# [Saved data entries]
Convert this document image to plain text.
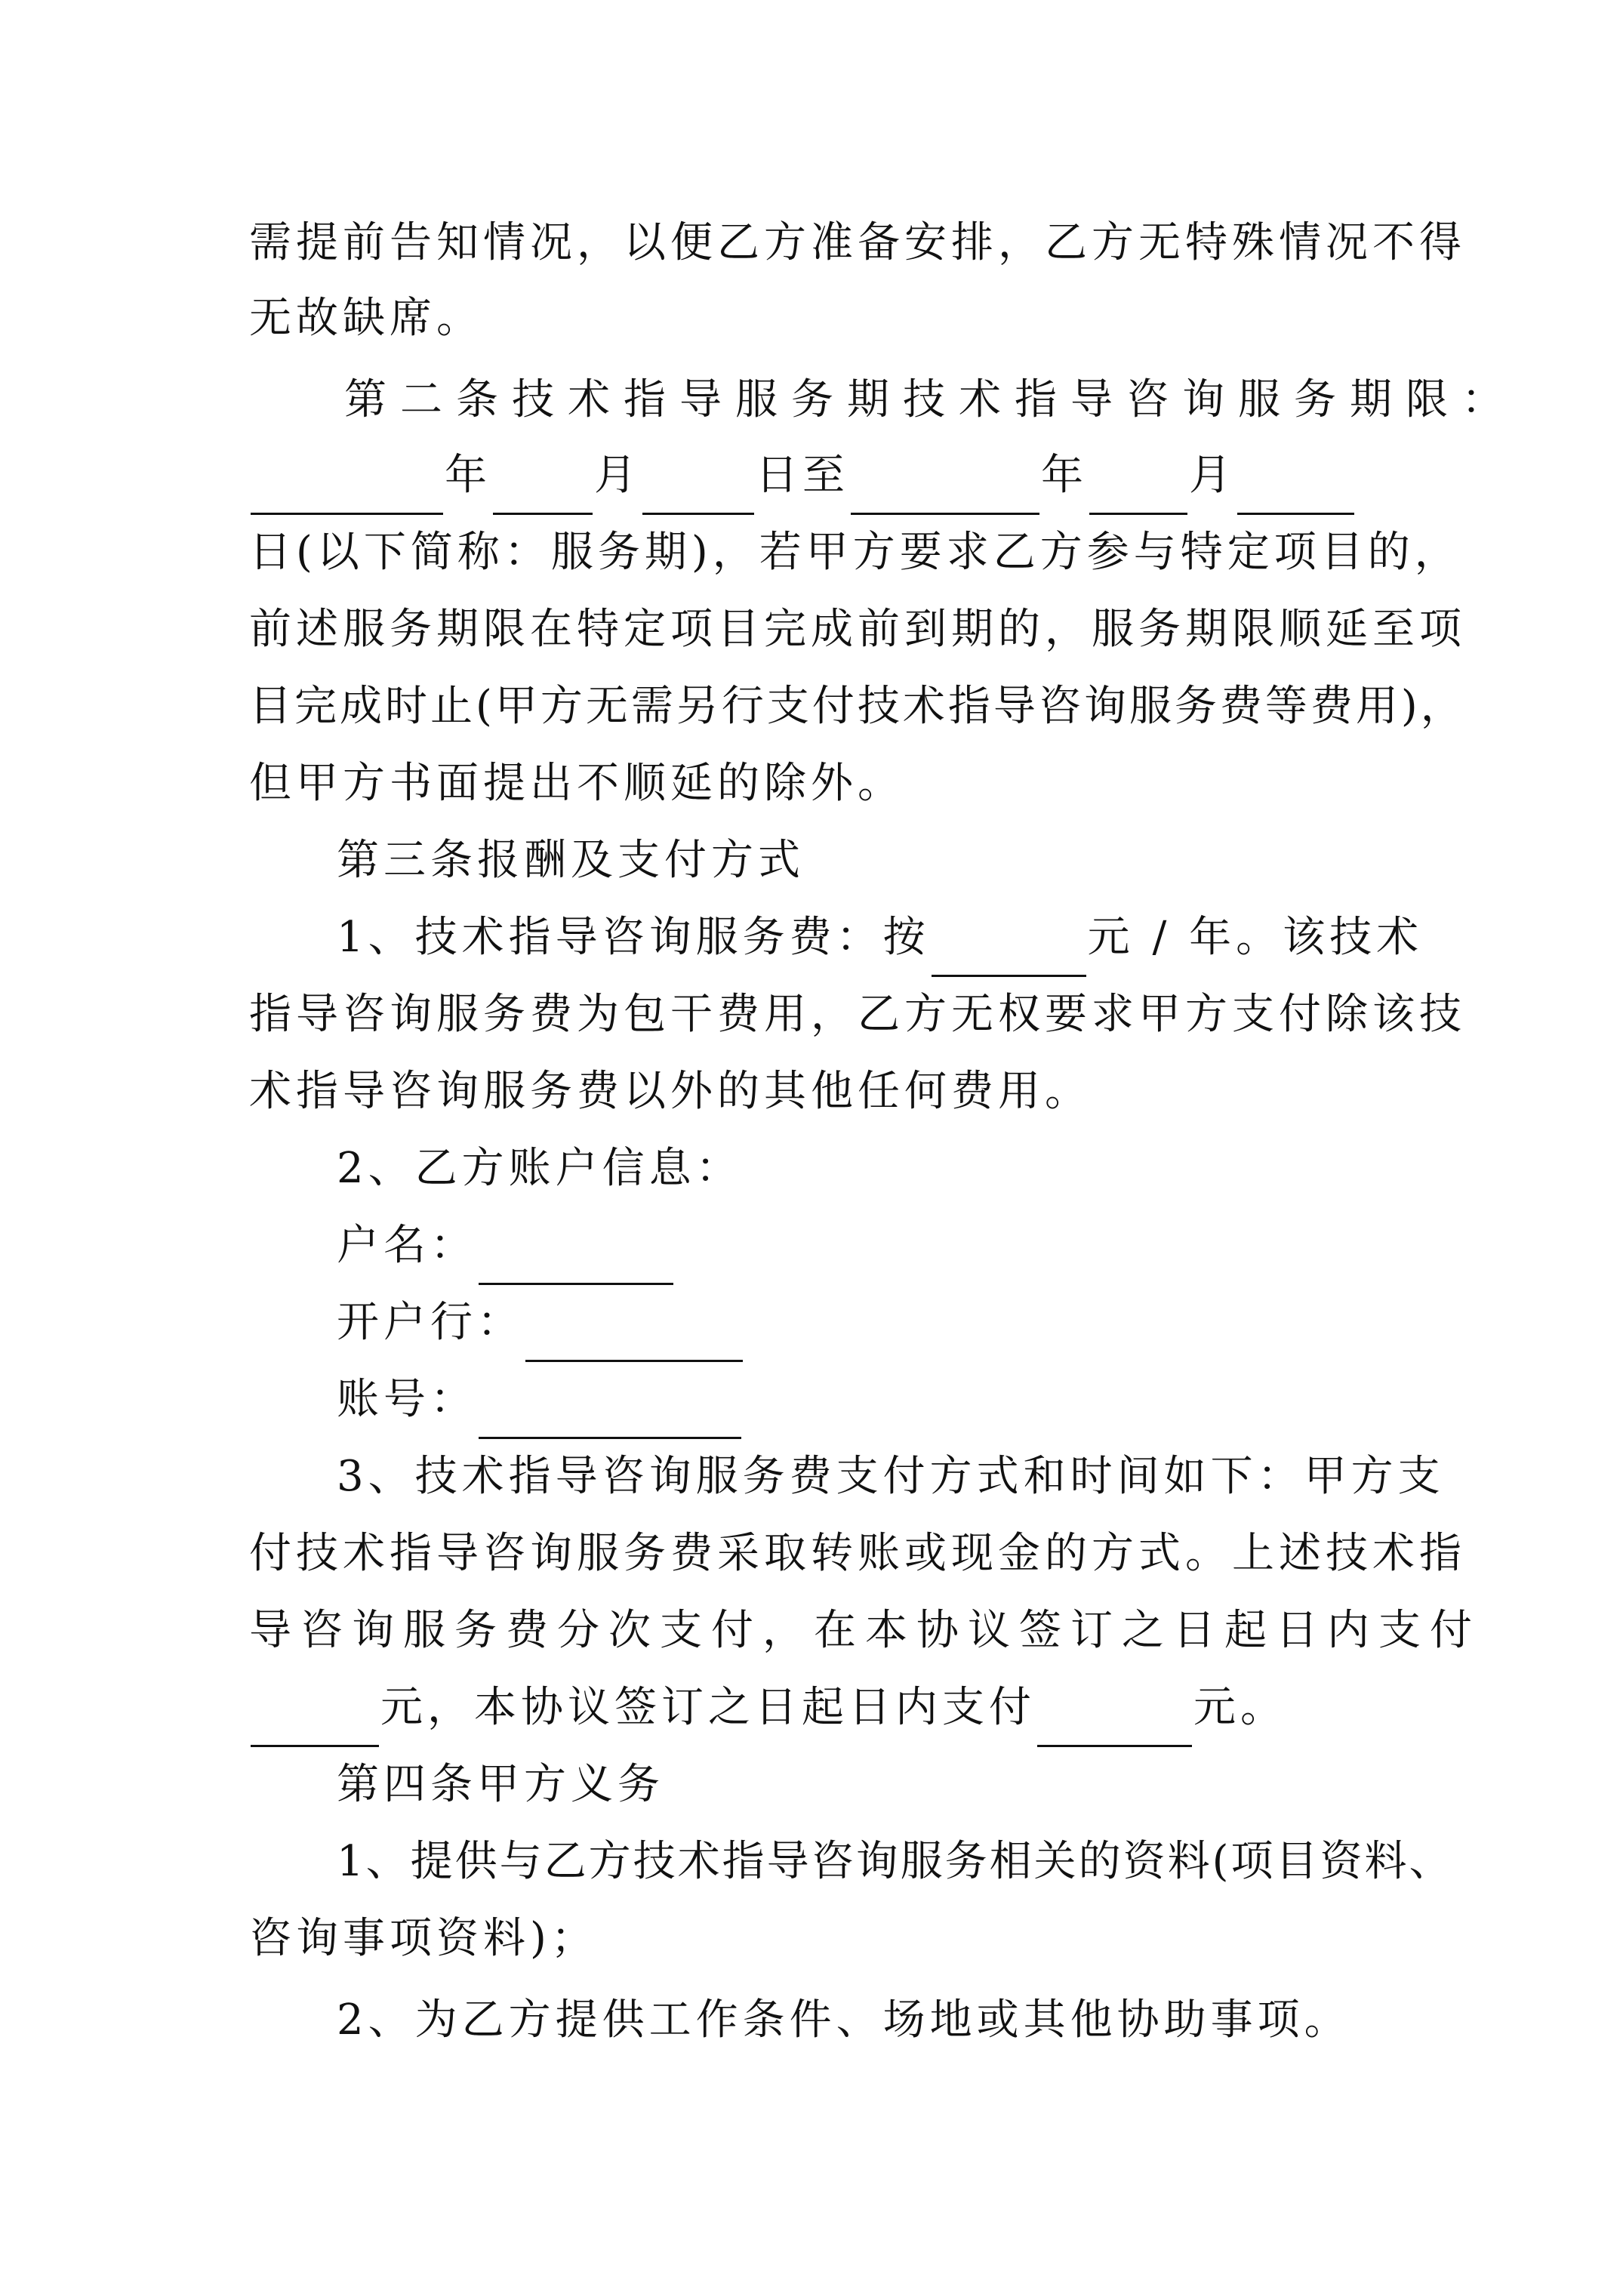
需提前告知情况，以便乙方准备安排，乙方无特殊情况不得
无故缺席。
第二条技术指导服务期技术指导咨询服务期限：
年 月	日至	年 月
日(以下简称：服务期)，若甲方要求乙方参与特定项目的，
前述服务期限在特定项目完成前到期的，服务期限顺延至项
目完成时止(甲方无需另行支付技术指导咨询服务费等费用)，
但甲方书面提出不顺延的除外。
第三条报酬及支付方式
1、技术指导咨询服务费：按	元 / 年。该技术
指导咨询服务费为包干费用，乙方无权要求甲方支付除该技
术指导咨询服务费以外的其他任何费用。
2、乙方账户信息：
户名：
开户行：
账号：
3、技术指导咨询服务费支付方式和时间如下：甲方支
付技术指导咨询服务费采取转账或现金的方式。上述技术指
导咨询服务费分次支付，在本协议签订之日起日内支付
元，本协议签订之日起日内支付	元。
第四条甲方义务
1、提供与乙方技术指导咨询服务相关的资料(项目资料、
咨询事项资料)；
2、为乙方提供工作条件、场地或其他协助事项。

# [EXERCISE INSTRUCTIONS]
Repeat each record exactly as shown above, dropping all images.

# [REPLY]
Convert this document image to plain text.
需提前告知情况，以便乙方准备安排，乙方无特殊情况不得
无故缺席。
第二条技术指导服务期技术指导咨询服务期限：
年 月	日至	年 月
日(以下简称：服务期)，若甲方要求乙方参与特定项目的，
前述服务期限在特定项目完成前到期的，服务期限顺延至项
目完成时止(甲方无需另行支付技术指导咨询服务费等费用)，
但甲方书面提出不顺延的除外。
第三条报酬及支付方式
1、技术指导咨询服务费：按	元 / 年。该技术
指导咨询服务费为包干费用，乙方无权要求甲方支付除该技
术指导咨询服务费以外的其他任何费用。
2、乙方账户信息：
户名：
开户行：
账号：
3、技术指导咨询服务费支付方式和时间如下：甲方支
付技术指导咨询服务费采取转账或现金的方式。上述技术指
导咨询服务费分次支付，在本协议签订之日起日内支付
元，本协议签订之日起日内支付	元。
第四条甲方义务
1、提供与乙方技术指导咨询服务相关的资料(项目资料、
咨询事项资料)；
2、为乙方提供工作条件、场地或其他协助事项。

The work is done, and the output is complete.